Provided material »

>>>>

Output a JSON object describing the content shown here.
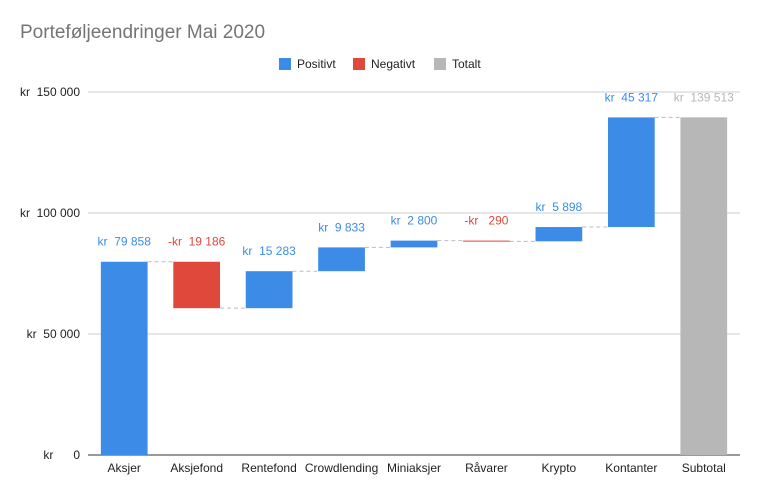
{
  "chart_data": {
    "type": "waterfall",
    "title": "Porteføljeendringer Mai 2020",
    "legend": {
      "position": "top-center",
      "items": [
        {
          "label": "Positivt",
          "color": "#3c8ce7"
        },
        {
          "label": "Negativt",
          "color": "#e0483b"
        },
        {
          "label": "Totalt",
          "color": "#b7b7b7"
        }
      ]
    },
    "colors": {
      "positive": "#3c8ce7",
      "negative": "#e0483b",
      "total": "#b7b7b7"
    },
    "ylim": [
      0,
      150000
    ],
    "yticks": [
      {
        "value": 0,
        "label": "kr      0"
      },
      {
        "value": 50000,
        "label": "kr  50 000"
      },
      {
        "value": 100000,
        "label": "kr  100 000"
      },
      {
        "value": 150000,
        "label": "kr  150 000"
      }
    ],
    "categories": [
      "Aksjer",
      "Aksjefond",
      "Rentefond",
      "Crowdlending",
      "Miniaksjer",
      "Råvarer",
      "Krypto",
      "Kontanter",
      "Subtotal"
    ],
    "values": [
      79858,
      -19186,
      15283,
      9833,
      2800,
      -290,
      5898,
      45317,
      139513
    ],
    "kinds": [
      "positive",
      "negative",
      "positive",
      "positive",
      "positive",
      "negative",
      "positive",
      "positive",
      "total"
    ],
    "labels": [
      "kr  79 858",
      "-kr  19 186",
      "kr  15 283",
      "kr  9 833",
      "kr  2 800",
      "-kr   290",
      "kr  5 898",
      "kr  45 317",
      "kr  139 513"
    ],
    "grid": true
  }
}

<<<<

Exercise brief » Output the material word for word, omitting its pictures.

Result of this task »
Output a JSON object describing the content shown here.
{
  "chart_data": {
    "type": "waterfall",
    "title": "Porteføljeendringer Mai 2020",
    "legend": {
      "position": "top-center",
      "items": [
        {
          "label": "Positivt",
          "color": "#3c8ce7"
        },
        {
          "label": "Negativt",
          "color": "#e0483b"
        },
        {
          "label": "Totalt",
          "color": "#b7b7b7"
        }
      ]
    },
    "colors": {
      "positive": "#3c8ce7",
      "negative": "#e0483b",
      "total": "#b7b7b7"
    },
    "ylim": [
      0,
      150000
    ],
    "yticks": [
      {
        "value": 0,
        "label": "kr      0"
      },
      {
        "value": 50000,
        "label": "kr  50 000"
      },
      {
        "value": 100000,
        "label": "kr  100 000"
      },
      {
        "value": 150000,
        "label": "kr  150 000"
      }
    ],
    "categories": [
      "Aksjer",
      "Aksjefond",
      "Rentefond",
      "Crowdlending",
      "Miniaksjer",
      "Råvarer",
      "Krypto",
      "Kontanter",
      "Subtotal"
    ],
    "values": [
      79858,
      -19186,
      15283,
      9833,
      2800,
      -290,
      5898,
      45317,
      139513
    ],
    "kinds": [
      "positive",
      "negative",
      "positive",
      "positive",
      "positive",
      "negative",
      "positive",
      "positive",
      "total"
    ],
    "labels": [
      "kr  79 858",
      "-kr  19 186",
      "kr  15 283",
      "kr  9 833",
      "kr  2 800",
      "-kr   290",
      "kr  5 898",
      "kr  45 317",
      "kr  139 513"
    ],
    "grid": true
  }
}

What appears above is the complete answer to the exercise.